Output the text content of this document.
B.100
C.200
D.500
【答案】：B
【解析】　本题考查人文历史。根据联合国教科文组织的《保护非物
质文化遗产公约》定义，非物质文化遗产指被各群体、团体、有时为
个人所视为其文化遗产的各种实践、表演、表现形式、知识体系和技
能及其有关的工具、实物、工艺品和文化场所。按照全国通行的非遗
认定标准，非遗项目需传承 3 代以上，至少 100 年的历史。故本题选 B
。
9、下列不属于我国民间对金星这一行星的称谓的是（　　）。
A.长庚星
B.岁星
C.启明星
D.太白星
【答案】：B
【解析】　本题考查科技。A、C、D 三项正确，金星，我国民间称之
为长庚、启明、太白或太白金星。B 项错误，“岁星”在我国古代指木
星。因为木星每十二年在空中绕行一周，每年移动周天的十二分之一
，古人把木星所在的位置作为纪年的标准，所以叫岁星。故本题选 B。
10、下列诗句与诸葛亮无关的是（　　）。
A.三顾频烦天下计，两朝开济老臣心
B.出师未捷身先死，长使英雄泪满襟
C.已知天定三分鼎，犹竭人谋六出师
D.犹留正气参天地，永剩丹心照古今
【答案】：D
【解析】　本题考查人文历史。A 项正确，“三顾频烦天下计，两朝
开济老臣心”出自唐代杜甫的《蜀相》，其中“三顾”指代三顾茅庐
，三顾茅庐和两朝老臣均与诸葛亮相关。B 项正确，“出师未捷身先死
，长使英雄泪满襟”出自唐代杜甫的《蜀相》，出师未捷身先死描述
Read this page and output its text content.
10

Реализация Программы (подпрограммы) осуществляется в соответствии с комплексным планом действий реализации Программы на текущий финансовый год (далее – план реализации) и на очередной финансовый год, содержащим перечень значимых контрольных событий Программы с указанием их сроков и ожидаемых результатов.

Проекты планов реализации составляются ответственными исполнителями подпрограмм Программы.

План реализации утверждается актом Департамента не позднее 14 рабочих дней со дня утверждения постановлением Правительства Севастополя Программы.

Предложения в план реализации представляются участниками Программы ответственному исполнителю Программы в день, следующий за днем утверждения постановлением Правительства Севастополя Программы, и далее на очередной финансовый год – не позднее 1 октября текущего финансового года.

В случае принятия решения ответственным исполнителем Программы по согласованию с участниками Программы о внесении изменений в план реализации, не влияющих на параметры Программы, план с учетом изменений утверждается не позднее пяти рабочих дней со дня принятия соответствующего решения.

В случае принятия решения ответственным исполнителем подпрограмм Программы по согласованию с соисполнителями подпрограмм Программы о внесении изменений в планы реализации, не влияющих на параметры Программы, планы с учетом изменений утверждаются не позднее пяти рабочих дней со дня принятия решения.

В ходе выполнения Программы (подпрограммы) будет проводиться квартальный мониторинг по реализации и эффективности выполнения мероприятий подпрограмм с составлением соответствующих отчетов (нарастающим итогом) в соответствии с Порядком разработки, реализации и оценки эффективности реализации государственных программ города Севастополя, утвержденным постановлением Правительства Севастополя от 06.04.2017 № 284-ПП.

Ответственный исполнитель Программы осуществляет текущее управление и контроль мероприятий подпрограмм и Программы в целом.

----------------------------------------

_REQUEST_: Repeat the records exactly, including every line.

_WRITTEN SOLUTION_:
Output the text content of this document.
B.100
C.200
D.500
【答案】：B
【解析】　本题考查人文历史。根据联合国教科文组织的《保护非物
质文化遗产公约》定义，非物质文化遗产指被各群体、团体、有时为
个人所视为其文化遗产的各种实践、表演、表现形式、知识体系和技
能及其有关的工具、实物、工艺品和文化场所。按照全国通行的非遗
认定标准，非遗项目需传承 3 代以上，至少 100 年的历史。故本题选 B
。
9、下列不属于我国民间对金星这一行星的称谓的是（　　）。
A.长庚星
B.岁星
C.启明星
D.太白星
【答案】：B
【解析】　本题考查科技。A、C、D 三项正确，金星，我国民间称之
为长庚、启明、太白或太白金星。B 项错误，“岁星”在我国古代指木
星。因为木星每十二年在空中绕行一周，每年移动周天的十二分之一
，古人把木星所在的位置作为纪年的标准，所以叫岁星。故本题选 B。
10、下列诗句与诸葛亮无关的是（　　）。
A.三顾频烦天下计，两朝开济老臣心
B.出师未捷身先死，长使英雄泪满襟
C.已知天定三分鼎，犹竭人谋六出师
D.犹留正气参天地，永剩丹心照古今
【答案】：D
【解析】　本题考查人文历史。A 项正确，“三顾频烦天下计，两朝
开济老臣心”出自唐代杜甫的《蜀相》，其中“三顾”指代三顾茅庐
，三顾茅庐和两朝老臣均与诸葛亮相关。B 项正确，“出师未捷身先死
，长使英雄泪满襟”出自唐代杜甫的《蜀相》，出师未捷身先死描述
Read this page and output its text content.
10

Реализация Программы (подпрограммы) осуществляется в соответствии с комплексным планом действий реализации Программы на текущий финансовый год (далее – план реализации) и на очередной финансовый год, содержащим перечень значимых контрольных событий Программы с указанием их сроков и ожидаемых результатов.

Проекты планов реализации составляются ответственными исполнителями подпрограмм Программы.

План реализации утверждается актом Департамента не позднее 14 рабочих дней со дня утверждения постановлением Правительства Севастополя Программы.

Предложения в план реализации представляются участниками Программы ответственному исполнителю Программы в день, следующий за днем утверждения постановлением Правительства Севастополя Программы, и далее на очередной финансовый год – не позднее 1 октября текущего финансового года.

В случае принятия решения ответственным исполнителем Программы по согласованию с участниками Программы о внесении изменений в план реализации, не влияющих на параметры Программы, план с учетом изменений утверждается не позднее пяти рабочих дней со дня принятия соответствующего решения.

В случае принятия решения ответственным исполнителем подпрограмм Программы по согласованию с соисполнителями подпрограмм Программы о внесении изменений в планы реализации, не влияющих на параметры Программы, планы с учетом изменений утверждаются не позднее пяти рабочих дней со дня принятия решения.

В ходе выполнения Программы (подпрограммы) будет проводиться квартальный мониторинг по реализации и эффективности выполнения мероприятий подпрограмм с составлением соответствующих отчетов (нарастающим итогом) в соответствии с Порядком разработки, реализации и оценки эффективности реализации государственных программ города Севастополя, утвержденным постановлением Правительства Севастополя от 06.04.2017 № 284-ПП.

Ответственный исполнитель Программы осуществляет текущее управление и контроль мероприятий подпрограмм и Программы в целом.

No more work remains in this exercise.